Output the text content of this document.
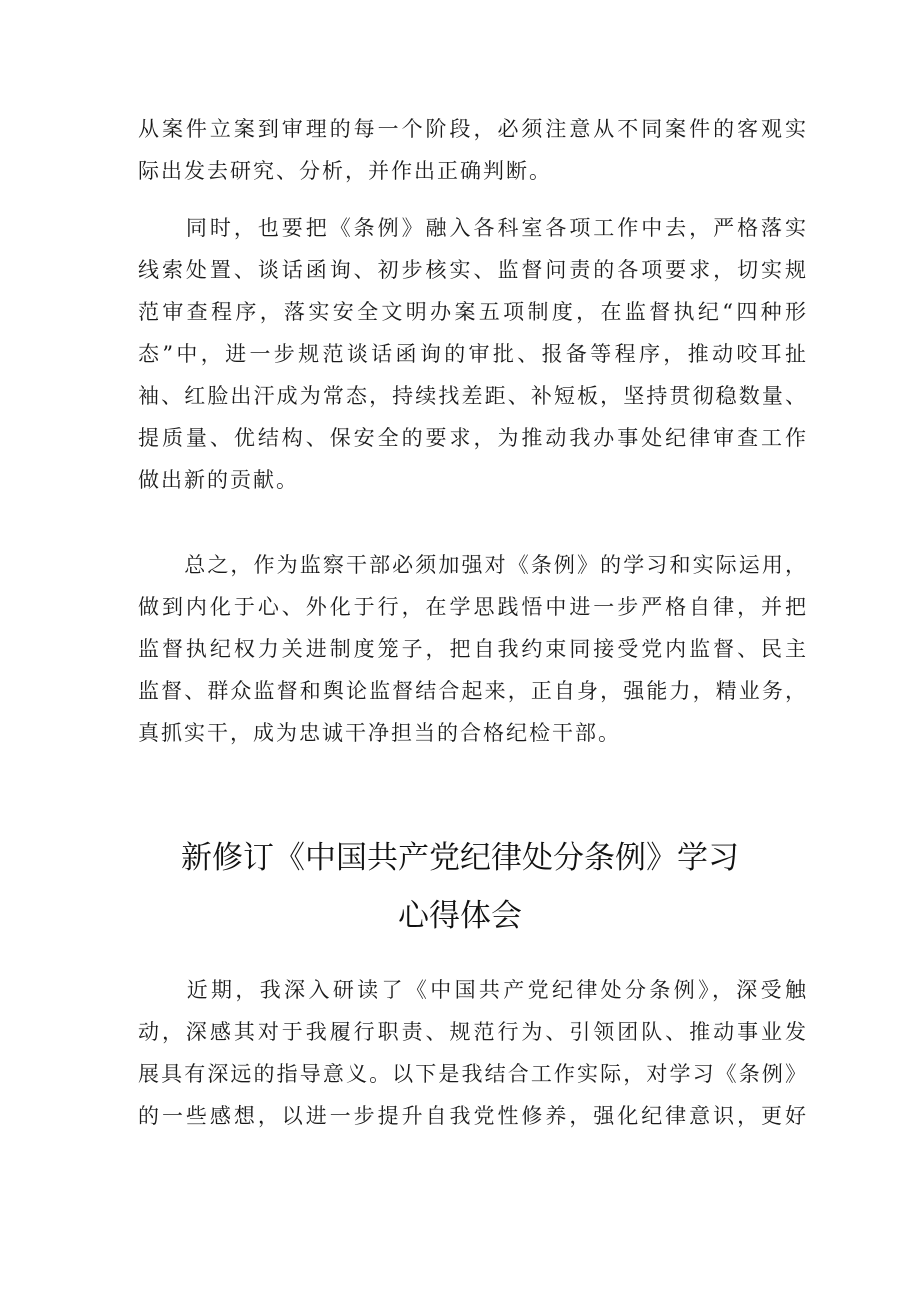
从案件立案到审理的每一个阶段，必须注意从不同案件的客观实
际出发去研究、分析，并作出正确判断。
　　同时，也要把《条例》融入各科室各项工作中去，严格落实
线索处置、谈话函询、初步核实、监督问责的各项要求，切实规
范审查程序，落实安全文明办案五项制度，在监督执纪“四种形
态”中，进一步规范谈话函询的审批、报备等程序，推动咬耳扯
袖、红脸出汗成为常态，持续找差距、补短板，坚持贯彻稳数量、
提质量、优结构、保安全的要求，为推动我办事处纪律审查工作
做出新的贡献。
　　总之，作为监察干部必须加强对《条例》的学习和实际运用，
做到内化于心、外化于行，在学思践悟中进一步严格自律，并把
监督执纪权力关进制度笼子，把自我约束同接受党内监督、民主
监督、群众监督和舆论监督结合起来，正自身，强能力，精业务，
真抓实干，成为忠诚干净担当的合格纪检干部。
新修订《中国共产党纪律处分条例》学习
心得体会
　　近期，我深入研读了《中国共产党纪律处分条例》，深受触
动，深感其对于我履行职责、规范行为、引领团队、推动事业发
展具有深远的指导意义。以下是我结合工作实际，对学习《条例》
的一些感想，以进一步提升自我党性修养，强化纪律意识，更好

□ □ □ □ □

Without the pictures, write out the whole listing above exactly as it appears.

Output the text content of this document.
从案件立案到审理的每一个阶段，必须注意从不同案件的客观实
际出发去研究、分析，并作出正确判断。
　　同时，也要把《条例》融入各科室各项工作中去，严格落实
线索处置、谈话函询、初步核实、监督问责的各项要求，切实规
范审查程序，落实安全文明办案五项制度，在监督执纪“四种形
态”中，进一步规范谈话函询的审批、报备等程序，推动咬耳扯
袖、红脸出汗成为常态，持续找差距、补短板，坚持贯彻稳数量、
提质量、优结构、保安全的要求，为推动我办事处纪律审查工作
做出新的贡献。
　　总之，作为监察干部必须加强对《条例》的学习和实际运用，
做到内化于心、外化于行，在学思践悟中进一步严格自律，并把
监督执纪权力关进制度笼子，把自我约束同接受党内监督、民主
监督、群众监督和舆论监督结合起来，正自身，强能力，精业务，
真抓实干，成为忠诚干净担当的合格纪检干部。
新修订《中国共产党纪律处分条例》学习
心得体会
　　近期，我深入研读了《中国共产党纪律处分条例》，深受触
动，深感其对于我履行职责、规范行为、引领团队、推动事业发
展具有深远的指导意义。以下是我结合工作实际，对学习《条例》
的一些感想，以进一步提升自我党性修养，强化纪律意识，更好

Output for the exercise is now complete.